**WHAT YOU WILL DO:** Which lines hold the word "thông"? Copy each of them.

**RECORDS TO PROCESS:**
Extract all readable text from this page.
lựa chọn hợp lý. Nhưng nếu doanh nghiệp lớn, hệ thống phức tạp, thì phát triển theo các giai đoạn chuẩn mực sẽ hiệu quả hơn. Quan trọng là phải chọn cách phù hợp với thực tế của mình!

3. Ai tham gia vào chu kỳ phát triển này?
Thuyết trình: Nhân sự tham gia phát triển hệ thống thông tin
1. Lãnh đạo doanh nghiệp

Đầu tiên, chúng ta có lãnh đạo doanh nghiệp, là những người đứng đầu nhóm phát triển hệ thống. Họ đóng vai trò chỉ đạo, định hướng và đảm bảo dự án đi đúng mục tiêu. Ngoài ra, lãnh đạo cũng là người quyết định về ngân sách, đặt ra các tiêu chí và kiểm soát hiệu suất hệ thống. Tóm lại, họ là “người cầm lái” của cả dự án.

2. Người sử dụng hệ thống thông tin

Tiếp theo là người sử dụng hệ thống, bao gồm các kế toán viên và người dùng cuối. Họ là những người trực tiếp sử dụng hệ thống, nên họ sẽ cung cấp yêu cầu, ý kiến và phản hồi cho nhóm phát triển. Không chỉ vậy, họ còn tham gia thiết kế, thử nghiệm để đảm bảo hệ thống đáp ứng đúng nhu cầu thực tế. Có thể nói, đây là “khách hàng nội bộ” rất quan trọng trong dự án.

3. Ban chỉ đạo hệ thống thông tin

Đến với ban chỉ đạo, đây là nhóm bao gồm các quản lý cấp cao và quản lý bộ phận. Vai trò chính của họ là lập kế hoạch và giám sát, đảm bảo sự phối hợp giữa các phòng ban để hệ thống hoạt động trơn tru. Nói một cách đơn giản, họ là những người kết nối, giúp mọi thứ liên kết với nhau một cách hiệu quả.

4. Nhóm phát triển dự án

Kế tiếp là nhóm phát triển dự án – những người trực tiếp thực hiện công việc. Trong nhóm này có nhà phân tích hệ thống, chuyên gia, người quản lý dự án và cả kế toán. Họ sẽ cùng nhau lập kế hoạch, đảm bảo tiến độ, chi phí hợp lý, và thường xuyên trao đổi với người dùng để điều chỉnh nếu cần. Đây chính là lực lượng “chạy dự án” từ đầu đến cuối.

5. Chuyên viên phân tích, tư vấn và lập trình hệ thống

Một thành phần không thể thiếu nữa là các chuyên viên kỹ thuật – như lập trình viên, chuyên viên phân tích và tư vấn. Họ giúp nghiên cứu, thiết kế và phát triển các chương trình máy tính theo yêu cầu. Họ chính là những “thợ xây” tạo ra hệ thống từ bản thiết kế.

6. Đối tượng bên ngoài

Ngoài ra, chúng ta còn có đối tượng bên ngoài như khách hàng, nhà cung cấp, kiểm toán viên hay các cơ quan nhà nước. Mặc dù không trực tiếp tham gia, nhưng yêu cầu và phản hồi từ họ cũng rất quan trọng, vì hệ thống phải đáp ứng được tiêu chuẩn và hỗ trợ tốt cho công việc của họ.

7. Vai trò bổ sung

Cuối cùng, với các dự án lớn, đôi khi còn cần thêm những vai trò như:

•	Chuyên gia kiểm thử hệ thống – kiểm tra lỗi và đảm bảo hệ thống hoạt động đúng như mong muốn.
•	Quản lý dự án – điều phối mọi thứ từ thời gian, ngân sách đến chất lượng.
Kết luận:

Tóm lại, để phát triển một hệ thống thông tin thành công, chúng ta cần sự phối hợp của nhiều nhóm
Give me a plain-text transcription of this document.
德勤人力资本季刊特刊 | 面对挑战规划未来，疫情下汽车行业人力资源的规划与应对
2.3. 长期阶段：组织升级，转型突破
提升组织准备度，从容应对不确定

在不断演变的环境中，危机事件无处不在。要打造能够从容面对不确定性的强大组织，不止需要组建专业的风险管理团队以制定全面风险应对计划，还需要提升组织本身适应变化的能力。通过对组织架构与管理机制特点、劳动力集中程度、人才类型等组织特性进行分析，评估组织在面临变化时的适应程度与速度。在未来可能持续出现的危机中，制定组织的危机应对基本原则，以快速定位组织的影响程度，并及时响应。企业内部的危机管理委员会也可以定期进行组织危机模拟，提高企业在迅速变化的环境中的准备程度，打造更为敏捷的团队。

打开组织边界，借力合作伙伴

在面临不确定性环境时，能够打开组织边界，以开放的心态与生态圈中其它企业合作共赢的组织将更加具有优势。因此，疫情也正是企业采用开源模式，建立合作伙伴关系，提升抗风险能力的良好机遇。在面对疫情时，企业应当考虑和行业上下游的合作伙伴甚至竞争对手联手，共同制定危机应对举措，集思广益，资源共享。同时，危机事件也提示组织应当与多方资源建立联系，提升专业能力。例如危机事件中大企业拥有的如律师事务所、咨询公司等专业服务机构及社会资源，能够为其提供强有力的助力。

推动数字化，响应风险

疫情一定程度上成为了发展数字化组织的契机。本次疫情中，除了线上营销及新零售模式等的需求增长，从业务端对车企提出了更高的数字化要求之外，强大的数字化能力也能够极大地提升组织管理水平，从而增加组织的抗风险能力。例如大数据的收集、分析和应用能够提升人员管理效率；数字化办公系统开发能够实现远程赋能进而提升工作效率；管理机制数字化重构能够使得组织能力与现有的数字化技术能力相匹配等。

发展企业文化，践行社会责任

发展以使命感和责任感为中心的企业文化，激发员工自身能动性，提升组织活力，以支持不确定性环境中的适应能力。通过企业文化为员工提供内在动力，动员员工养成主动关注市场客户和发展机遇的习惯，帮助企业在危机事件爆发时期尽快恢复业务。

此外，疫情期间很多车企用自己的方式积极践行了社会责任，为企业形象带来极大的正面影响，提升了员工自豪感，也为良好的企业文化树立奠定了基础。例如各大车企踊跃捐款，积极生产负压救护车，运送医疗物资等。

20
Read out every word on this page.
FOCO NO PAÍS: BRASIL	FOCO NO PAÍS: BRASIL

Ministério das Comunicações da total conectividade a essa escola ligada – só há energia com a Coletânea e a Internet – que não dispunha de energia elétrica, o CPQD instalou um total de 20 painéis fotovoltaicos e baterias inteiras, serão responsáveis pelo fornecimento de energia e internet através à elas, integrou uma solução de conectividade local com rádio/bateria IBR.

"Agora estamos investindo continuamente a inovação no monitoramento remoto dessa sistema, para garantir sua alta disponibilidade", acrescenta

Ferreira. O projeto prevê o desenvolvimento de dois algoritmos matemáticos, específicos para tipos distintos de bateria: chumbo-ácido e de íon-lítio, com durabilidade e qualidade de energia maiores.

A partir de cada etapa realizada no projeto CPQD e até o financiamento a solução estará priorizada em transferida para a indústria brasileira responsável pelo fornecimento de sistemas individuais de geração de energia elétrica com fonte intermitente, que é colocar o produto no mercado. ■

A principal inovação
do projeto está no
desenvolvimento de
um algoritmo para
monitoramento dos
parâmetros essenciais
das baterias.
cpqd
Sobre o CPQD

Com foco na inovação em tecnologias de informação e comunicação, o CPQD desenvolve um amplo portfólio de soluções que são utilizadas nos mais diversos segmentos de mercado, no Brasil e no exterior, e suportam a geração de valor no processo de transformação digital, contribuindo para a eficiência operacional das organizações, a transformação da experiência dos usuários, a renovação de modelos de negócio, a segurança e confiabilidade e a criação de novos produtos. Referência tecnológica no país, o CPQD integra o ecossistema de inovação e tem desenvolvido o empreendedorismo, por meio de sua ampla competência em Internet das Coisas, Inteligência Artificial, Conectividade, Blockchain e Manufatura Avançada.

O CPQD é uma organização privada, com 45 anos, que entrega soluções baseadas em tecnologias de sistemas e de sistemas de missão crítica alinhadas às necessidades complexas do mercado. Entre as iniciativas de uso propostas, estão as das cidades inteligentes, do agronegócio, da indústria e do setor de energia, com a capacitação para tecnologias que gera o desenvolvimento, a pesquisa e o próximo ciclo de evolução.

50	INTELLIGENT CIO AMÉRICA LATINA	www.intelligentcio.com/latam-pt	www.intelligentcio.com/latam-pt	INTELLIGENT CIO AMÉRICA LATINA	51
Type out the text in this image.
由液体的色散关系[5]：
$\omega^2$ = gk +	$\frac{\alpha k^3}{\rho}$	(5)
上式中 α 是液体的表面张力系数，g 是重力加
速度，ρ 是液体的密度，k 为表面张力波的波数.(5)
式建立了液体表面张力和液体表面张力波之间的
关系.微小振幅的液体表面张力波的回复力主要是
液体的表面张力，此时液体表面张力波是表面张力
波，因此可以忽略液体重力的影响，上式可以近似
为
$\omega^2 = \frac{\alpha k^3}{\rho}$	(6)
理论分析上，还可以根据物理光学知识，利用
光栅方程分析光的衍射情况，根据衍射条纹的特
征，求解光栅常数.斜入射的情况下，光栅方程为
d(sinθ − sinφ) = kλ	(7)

**TASK ANSWER:**
Thuyết trình: Nhân sự tham gia phát triển hệ thống thông tin
2. Người sử dụng hệ thống thông tin
3. Ban chỉ đạo hệ thống thông tin
Tóm lại, để phát triển một hệ thống thông tin thành công, chúng ta cần sự phối hợp của nhiều nhóm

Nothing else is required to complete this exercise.